Start DATA PROVIDED
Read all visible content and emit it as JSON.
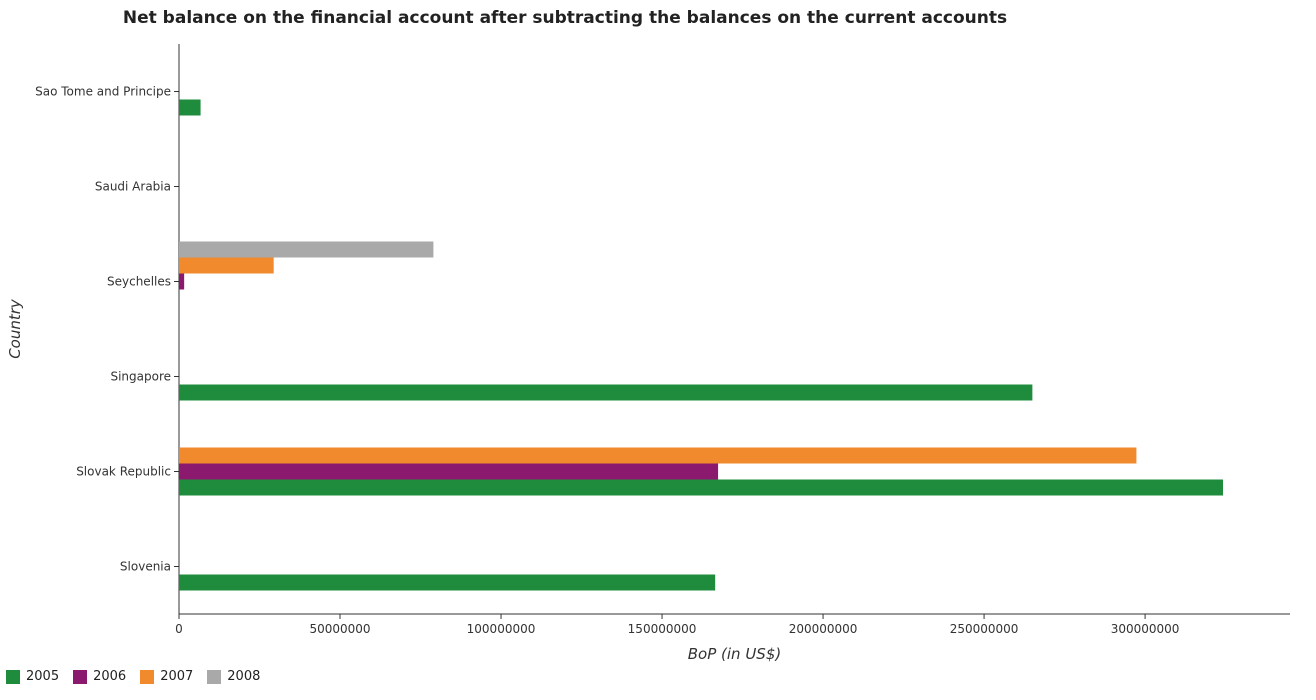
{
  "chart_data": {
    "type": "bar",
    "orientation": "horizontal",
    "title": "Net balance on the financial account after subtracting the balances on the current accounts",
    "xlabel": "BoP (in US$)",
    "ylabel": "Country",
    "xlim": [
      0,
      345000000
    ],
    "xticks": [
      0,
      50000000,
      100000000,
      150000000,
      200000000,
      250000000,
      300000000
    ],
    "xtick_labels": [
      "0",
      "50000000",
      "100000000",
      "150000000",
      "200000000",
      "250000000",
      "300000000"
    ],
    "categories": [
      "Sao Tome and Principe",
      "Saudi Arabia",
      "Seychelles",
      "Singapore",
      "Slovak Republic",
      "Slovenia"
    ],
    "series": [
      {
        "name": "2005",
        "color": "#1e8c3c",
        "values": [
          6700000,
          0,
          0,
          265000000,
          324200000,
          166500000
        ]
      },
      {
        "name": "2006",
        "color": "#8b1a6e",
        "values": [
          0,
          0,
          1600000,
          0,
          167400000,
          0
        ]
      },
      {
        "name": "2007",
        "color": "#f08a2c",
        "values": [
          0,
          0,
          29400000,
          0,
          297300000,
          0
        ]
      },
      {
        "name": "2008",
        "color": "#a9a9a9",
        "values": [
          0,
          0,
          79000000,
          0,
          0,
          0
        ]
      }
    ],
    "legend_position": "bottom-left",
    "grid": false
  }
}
End DATA PROVIDED
Start DATA PROVIDED
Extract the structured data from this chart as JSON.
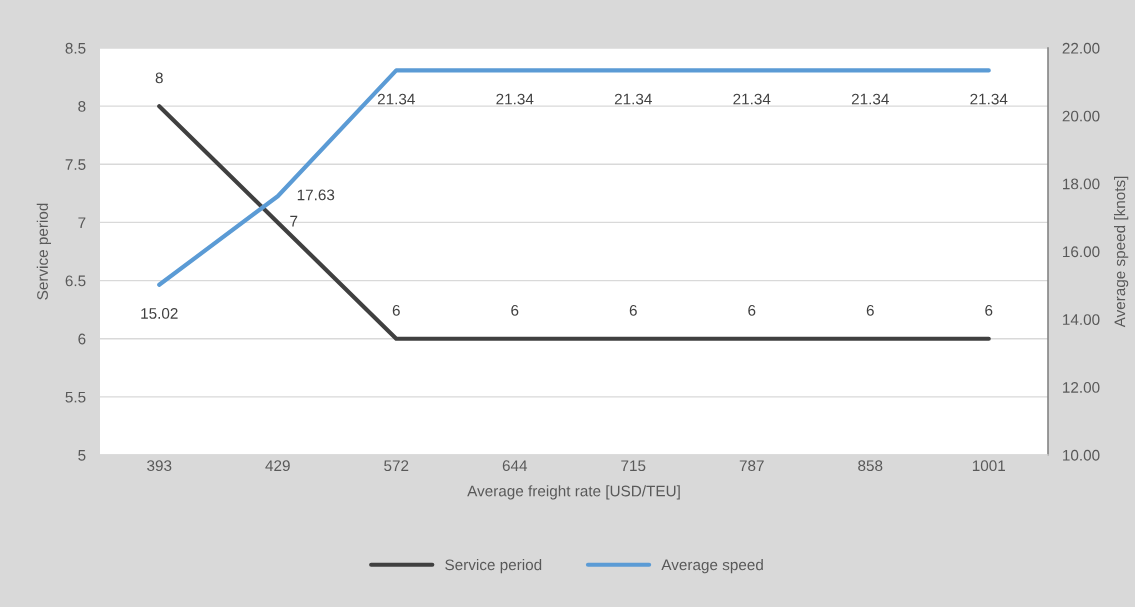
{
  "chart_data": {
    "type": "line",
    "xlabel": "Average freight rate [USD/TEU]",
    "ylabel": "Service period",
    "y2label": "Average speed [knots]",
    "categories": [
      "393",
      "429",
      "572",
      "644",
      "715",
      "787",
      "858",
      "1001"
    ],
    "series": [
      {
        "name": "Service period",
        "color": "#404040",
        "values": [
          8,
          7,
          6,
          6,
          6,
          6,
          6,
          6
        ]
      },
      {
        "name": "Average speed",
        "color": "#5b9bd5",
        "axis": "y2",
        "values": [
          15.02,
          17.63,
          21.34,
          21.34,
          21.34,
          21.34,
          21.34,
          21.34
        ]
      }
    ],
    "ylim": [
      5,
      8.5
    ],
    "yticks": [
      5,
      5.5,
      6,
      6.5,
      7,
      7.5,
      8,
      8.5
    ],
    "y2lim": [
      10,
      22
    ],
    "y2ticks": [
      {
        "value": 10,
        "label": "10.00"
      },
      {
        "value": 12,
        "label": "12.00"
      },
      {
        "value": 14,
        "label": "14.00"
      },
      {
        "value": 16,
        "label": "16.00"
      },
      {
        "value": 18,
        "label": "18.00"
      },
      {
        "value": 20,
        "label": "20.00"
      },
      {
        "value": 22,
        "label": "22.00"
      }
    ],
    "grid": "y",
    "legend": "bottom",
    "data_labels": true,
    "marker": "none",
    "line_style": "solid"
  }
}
End DATA PROVIDED
Start DATA PROVIDED
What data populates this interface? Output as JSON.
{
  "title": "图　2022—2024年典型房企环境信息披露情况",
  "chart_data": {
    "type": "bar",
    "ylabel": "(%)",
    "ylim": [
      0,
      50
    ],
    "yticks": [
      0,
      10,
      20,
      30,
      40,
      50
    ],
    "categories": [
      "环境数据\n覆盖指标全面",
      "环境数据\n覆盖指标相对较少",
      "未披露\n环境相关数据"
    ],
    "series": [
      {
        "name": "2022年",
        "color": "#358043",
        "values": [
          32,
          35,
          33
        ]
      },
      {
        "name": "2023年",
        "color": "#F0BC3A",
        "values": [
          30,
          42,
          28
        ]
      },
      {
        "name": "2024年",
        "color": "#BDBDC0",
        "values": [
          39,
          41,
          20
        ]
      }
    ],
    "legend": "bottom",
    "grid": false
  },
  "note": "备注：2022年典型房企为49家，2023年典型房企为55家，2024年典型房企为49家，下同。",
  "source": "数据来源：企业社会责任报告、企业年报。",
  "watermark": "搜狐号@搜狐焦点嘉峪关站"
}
End DATA PROVIDED
__TASK PROMPT__. Go through the listing above and locate each line that holds the word "period". Copy those lines.

__OUTPUT OF THE EXERCISE__.
    "ylabel": "Service period",
        "name": "Service period",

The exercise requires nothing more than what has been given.